→ Stated exercise:
Render the material again word for word, skipping the pictures in it.

→ Extracted records:
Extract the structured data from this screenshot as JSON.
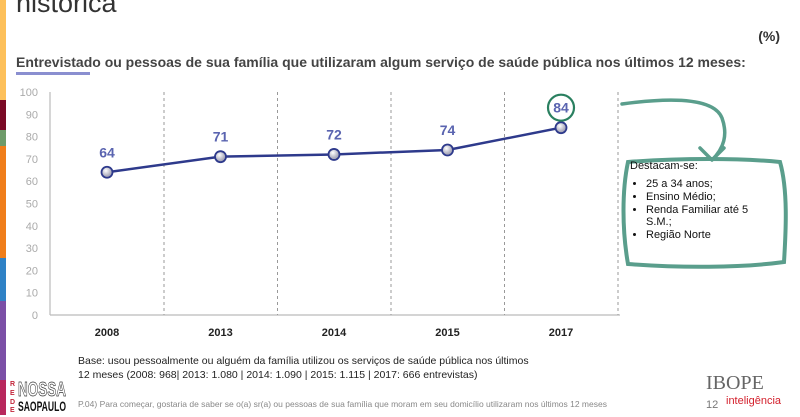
{
  "header": {
    "title": "histórica",
    "unit": "(%)",
    "subtitle": "Entrevistado ou pessoas de sua família que utilizaram algum serviço de saúde pública nos últimos 12 meses:"
  },
  "chart_data": {
    "type": "line",
    "categories": [
      "2008",
      "2013",
      "2014",
      "2015",
      "2017"
    ],
    "values": [
      64,
      71,
      72,
      74,
      84
    ],
    "data_labels": [
      "64",
      "71",
      "72",
      "74",
      "84"
    ],
    "yticks": [
      "0",
      "10",
      "20",
      "30",
      "40",
      "50",
      "60",
      "70",
      "80",
      "90",
      "100"
    ],
    "ylim": [
      0,
      100
    ],
    "line_color": "#2e3a8c",
    "label_color": "#5a64b0",
    "highlight": {
      "category": "2017",
      "color": "#2a8060"
    }
  },
  "callout": {
    "heading": "Destacam-se:",
    "items": [
      "25 a 34 anos;",
      "Ensino Médio;",
      "Renda Familiar até 5 S.M.;",
      "Região Norte"
    ],
    "border_color": "#5a9e8c"
  },
  "footer": {
    "base_line1": "Base: usou pessoalmente ou alguém da família utilizou os serviços de saúde pública nos últimos",
    "base_line2": "12 meses  (2008: 968| 2013: 1.080 | 2014: 1.090  | 2015: 1.115 | 2017: 666 entrevistas)",
    "question": "P.04) Para começar, gostaria de saber se o(a) sr(a) ou pessoas de sua família que moram em seu domicílio utilizaram nos últimos 12 meses",
    "page": "12",
    "brand": "IBOPE",
    "brand_sub": "inteligência",
    "logo_text": "REDE NOSSA SÃO PAULO"
  },
  "side_colors": [
    "#fdc05a",
    "#7a0a26",
    "#6e9b6a",
    "#f07e1a",
    "#2f82c6",
    "#7b4fa6",
    "#b8285c"
  ]
}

→ Expected answer:
Extract the structured data from this screenshot as JSON.
{
  "header": {
    "title": "histórica",
    "unit": "(%)",
    "subtitle": "Entrevistado ou pessoas de sua família que utilizaram algum serviço de saúde pública nos últimos 12 meses:"
  },
  "chart_data": {
    "type": "line",
    "categories": [
      "2008",
      "2013",
      "2014",
      "2015",
      "2017"
    ],
    "values": [
      64,
      71,
      72,
      74,
      84
    ],
    "data_labels": [
      "64",
      "71",
      "72",
      "74",
      "84"
    ],
    "yticks": [
      "0",
      "10",
      "20",
      "30",
      "40",
      "50",
      "60",
      "70",
      "80",
      "90",
      "100"
    ],
    "ylim": [
      0,
      100
    ],
    "line_color": "#2e3a8c",
    "label_color": "#5a64b0",
    "highlight": {
      "category": "2017",
      "color": "#2a8060"
    }
  },
  "callout": {
    "heading": "Destacam-se:",
    "items": [
      "25 a 34 anos;",
      "Ensino Médio;",
      "Renda Familiar até 5 S.M.;",
      "Região Norte"
    ],
    "border_color": "#5a9e8c"
  },
  "footer": {
    "base_line1": "Base: usou pessoalmente ou alguém da família utilizou os serviços de saúde pública nos últimos",
    "base_line2": "12 meses  (2008: 968| 2013: 1.080 | 2014: 1.090  | 2015: 1.115 | 2017: 666 entrevistas)",
    "question": "P.04) Para começar, gostaria de saber se o(a) sr(a) ou pessoas de sua família que moram em seu domicílio utilizaram nos últimos 12 meses",
    "page": "12",
    "brand": "IBOPE",
    "brand_sub": "inteligência",
    "logo_text": "REDE NOSSA SÃO PAULO"
  },
  "side_colors": [
    "#fdc05a",
    "#7a0a26",
    "#6e9b6a",
    "#f07e1a",
    "#2f82c6",
    "#7b4fa6",
    "#b8285c"
  ]
}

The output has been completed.